── Listed records

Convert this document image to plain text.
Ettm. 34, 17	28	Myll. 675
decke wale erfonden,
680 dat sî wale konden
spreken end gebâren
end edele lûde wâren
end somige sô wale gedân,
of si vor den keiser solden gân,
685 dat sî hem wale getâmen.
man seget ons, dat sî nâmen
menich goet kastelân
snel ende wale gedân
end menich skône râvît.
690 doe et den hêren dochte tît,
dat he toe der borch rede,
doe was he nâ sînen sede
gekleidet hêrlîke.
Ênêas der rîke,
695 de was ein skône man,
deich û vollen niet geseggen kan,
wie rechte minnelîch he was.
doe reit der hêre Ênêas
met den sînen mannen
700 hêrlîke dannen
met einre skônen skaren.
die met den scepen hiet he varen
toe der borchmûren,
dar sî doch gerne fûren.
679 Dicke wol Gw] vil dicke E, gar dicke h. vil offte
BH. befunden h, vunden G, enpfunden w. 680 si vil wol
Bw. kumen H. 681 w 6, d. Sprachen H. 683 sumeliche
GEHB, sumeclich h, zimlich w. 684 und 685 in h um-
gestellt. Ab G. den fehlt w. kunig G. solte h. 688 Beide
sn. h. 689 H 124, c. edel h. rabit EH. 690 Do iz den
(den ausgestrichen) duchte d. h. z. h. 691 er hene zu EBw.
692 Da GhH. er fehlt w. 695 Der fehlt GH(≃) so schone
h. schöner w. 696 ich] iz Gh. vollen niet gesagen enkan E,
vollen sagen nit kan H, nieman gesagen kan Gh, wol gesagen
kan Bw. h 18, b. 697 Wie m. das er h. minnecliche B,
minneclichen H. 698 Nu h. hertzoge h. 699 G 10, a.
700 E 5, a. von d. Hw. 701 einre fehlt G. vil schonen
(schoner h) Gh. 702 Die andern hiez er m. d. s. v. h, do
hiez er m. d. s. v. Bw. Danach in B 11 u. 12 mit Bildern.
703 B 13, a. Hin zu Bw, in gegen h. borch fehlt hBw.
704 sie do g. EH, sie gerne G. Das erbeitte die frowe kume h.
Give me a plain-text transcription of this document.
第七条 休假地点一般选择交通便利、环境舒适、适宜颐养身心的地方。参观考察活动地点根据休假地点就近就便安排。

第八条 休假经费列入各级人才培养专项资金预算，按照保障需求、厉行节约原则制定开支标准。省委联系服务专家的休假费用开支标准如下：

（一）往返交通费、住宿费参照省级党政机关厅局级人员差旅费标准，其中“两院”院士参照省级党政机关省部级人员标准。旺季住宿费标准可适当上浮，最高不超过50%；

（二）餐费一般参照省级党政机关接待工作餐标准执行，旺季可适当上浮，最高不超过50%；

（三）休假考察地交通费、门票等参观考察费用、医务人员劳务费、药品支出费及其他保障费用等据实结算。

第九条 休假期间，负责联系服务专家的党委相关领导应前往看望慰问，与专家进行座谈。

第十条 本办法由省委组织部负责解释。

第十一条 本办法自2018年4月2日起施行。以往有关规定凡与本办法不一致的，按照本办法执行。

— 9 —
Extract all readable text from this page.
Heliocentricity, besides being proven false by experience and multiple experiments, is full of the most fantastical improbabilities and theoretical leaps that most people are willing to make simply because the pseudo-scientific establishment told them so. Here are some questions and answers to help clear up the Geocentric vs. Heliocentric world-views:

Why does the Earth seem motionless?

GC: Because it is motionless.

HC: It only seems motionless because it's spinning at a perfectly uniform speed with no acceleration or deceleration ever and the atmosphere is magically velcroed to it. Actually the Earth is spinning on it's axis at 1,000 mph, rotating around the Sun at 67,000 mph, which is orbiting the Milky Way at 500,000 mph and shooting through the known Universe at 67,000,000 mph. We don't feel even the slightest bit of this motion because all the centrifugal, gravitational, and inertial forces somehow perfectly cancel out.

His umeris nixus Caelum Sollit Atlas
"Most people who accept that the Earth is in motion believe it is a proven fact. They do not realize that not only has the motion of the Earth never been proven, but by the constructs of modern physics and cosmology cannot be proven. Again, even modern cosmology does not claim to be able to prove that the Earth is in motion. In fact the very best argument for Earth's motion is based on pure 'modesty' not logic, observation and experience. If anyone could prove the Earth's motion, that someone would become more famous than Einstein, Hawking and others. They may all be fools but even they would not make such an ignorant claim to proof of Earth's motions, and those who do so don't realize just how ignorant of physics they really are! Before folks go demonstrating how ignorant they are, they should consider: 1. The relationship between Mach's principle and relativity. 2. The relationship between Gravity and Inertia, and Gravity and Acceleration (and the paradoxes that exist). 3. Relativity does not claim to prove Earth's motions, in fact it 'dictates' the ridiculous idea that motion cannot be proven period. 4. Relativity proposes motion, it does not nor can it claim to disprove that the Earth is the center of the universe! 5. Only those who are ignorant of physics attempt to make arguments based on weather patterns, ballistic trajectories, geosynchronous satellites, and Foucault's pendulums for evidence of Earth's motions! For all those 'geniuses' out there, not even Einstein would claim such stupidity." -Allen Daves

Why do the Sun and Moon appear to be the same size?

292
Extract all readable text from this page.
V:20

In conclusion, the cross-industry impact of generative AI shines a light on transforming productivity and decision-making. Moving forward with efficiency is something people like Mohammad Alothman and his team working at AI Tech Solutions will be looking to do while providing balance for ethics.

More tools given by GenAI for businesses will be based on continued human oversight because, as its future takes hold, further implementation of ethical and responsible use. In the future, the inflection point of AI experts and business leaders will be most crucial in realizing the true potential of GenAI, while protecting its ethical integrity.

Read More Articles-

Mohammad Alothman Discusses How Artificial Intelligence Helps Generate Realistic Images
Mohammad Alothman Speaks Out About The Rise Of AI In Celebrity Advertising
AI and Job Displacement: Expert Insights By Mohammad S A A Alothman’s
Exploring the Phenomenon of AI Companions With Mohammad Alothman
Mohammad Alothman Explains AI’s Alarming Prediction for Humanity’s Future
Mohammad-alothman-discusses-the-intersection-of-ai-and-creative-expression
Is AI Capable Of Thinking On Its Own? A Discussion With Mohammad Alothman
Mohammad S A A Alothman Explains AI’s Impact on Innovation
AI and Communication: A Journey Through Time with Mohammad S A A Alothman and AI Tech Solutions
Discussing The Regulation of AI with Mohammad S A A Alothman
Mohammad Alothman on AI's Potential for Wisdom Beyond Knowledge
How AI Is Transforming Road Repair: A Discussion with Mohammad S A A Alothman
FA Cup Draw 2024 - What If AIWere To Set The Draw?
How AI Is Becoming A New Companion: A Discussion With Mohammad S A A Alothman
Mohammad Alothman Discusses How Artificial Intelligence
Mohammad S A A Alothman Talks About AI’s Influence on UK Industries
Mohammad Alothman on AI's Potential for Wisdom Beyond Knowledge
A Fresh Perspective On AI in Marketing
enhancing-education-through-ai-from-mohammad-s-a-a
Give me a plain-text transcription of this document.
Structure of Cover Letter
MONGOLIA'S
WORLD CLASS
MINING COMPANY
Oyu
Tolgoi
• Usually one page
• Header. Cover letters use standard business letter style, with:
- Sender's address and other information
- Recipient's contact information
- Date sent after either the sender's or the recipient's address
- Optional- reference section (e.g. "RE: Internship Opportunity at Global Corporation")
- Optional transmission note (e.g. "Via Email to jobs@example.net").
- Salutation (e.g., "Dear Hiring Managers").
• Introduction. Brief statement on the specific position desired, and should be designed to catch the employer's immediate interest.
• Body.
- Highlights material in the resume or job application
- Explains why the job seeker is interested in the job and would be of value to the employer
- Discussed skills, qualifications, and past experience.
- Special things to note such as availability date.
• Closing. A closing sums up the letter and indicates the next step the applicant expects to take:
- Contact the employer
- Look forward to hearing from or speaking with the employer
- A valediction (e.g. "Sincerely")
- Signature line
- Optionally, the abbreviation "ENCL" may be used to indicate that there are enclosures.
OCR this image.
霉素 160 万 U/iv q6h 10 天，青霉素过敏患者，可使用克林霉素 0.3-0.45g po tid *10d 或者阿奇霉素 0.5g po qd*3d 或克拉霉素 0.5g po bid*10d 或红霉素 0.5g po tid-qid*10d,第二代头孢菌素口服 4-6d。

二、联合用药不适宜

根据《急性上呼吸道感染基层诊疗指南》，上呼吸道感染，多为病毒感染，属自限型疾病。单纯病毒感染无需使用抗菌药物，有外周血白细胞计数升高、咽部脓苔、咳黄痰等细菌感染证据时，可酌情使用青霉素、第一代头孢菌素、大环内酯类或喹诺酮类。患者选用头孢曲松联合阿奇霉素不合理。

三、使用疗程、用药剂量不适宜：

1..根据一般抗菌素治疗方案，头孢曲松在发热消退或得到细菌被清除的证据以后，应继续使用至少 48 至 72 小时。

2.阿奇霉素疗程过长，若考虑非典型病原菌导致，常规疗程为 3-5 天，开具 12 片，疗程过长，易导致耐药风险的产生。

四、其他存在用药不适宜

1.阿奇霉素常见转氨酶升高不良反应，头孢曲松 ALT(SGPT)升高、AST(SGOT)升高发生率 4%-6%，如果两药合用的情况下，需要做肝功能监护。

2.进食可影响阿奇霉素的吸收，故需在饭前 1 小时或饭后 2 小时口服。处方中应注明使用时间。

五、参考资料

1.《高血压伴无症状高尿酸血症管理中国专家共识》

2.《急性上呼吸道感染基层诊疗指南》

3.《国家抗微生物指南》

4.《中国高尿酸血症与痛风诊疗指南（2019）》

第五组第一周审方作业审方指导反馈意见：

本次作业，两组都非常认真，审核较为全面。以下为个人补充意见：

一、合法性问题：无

────

-- Task objective --
Copy out every line in the entries above that holds "Cover".

-- Output of the exercise --
Structure of Cover Letter
• Header. Cover letters use standard business letter style, with:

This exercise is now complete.